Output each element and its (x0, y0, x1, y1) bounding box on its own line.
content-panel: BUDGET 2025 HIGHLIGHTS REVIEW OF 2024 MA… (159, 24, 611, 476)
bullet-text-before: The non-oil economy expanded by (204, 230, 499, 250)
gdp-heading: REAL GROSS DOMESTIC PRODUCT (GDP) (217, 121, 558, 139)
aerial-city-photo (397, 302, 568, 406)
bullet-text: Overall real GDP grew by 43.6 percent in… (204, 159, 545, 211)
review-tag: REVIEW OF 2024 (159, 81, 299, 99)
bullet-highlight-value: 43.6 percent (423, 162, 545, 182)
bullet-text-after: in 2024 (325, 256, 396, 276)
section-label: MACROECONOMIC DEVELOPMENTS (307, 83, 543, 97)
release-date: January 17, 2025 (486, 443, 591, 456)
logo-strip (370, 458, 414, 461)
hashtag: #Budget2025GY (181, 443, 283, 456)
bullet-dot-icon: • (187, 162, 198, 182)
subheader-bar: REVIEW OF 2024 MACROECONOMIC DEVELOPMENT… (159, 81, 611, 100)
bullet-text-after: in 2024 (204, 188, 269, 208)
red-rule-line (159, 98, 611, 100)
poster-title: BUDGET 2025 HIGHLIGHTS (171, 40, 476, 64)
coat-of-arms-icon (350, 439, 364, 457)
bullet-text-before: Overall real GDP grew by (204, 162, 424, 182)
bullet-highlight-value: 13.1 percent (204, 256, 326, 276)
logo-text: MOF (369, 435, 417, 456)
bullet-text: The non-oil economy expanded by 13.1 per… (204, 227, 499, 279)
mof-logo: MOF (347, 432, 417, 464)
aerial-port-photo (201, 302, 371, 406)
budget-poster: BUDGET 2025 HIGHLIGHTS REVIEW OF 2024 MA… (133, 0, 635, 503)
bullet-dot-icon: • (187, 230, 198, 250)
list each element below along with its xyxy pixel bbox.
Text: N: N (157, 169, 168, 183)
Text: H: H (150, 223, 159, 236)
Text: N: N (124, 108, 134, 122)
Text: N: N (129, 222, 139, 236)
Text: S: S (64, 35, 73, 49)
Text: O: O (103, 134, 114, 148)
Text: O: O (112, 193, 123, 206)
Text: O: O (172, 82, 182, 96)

- [Written task]: Please reproduce all of the records above line by line, keeping every character unchanged.

- [Response]:
Output each element and its (x0, y0, x1, y1) bounding box on its own line.
content-panel: BUDGET 2025 HIGHLIGHTS REVIEW OF 2024 MA… (159, 24, 611, 476)
bullet-text-before: The non-oil economy expanded by (204, 230, 499, 250)
gdp-heading: REAL GROSS DOMESTIC PRODUCT (GDP) (217, 121, 558, 139)
aerial-city-photo (397, 302, 568, 406)
bullet-text: Overall real GDP grew by 43.6 percent in… (204, 159, 545, 211)
review-tag: REVIEW OF 2024 (159, 81, 299, 99)
bullet-highlight-value: 43.6 percent (423, 162, 545, 182)
bullet-text-after: in 2024 (325, 256, 396, 276)
section-label: MACROECONOMIC DEVELOPMENTS (307, 83, 543, 97)
release-date: January 17, 2025 (486, 443, 591, 456)
logo-strip (370, 458, 414, 461)
hashtag: #Budget2025GY (181, 443, 283, 456)
bullet-dot-icon: • (187, 162, 198, 182)
subheader-bar: REVIEW OF 2024 MACROECONOMIC DEVELOPMENT… (159, 81, 611, 100)
bullet-text-after: in 2024 (204, 188, 269, 208)
red-rule-line (159, 98, 611, 100)
poster-title: BUDGET 2025 HIGHLIGHTS (171, 40, 476, 64)
coat-of-arms-icon (350, 439, 364, 457)
bullet-text-before: Overall real GDP grew by (204, 162, 424, 182)
bullet-highlight-value: 13.1 percent (204, 256, 326, 276)
logo-text: MOF (369, 435, 417, 456)
bullet-text: The non-oil economy expanded by 13.1 per… (204, 227, 499, 279)
mof-logo: MOF (347, 432, 417, 464)
aerial-port-photo (201, 302, 371, 406)
budget-poster: BUDGET 2025 HIGHLIGHTS REVIEW OF 2024 MA… (133, 0, 635, 503)
bullet-dot-icon: • (187, 230, 198, 250)
list each element below along with its xyxy pixel bbox.
Text: N: N (157, 169, 168, 183)
Text: H: H (150, 223, 159, 236)
Text: N: N (124, 108, 134, 122)
Text: N: N (129, 222, 139, 236)
Text: S: S (64, 35, 73, 49)
Text: O: O (103, 134, 114, 148)
Text: O: O (112, 193, 123, 206)
Text: O: O (172, 82, 182, 96)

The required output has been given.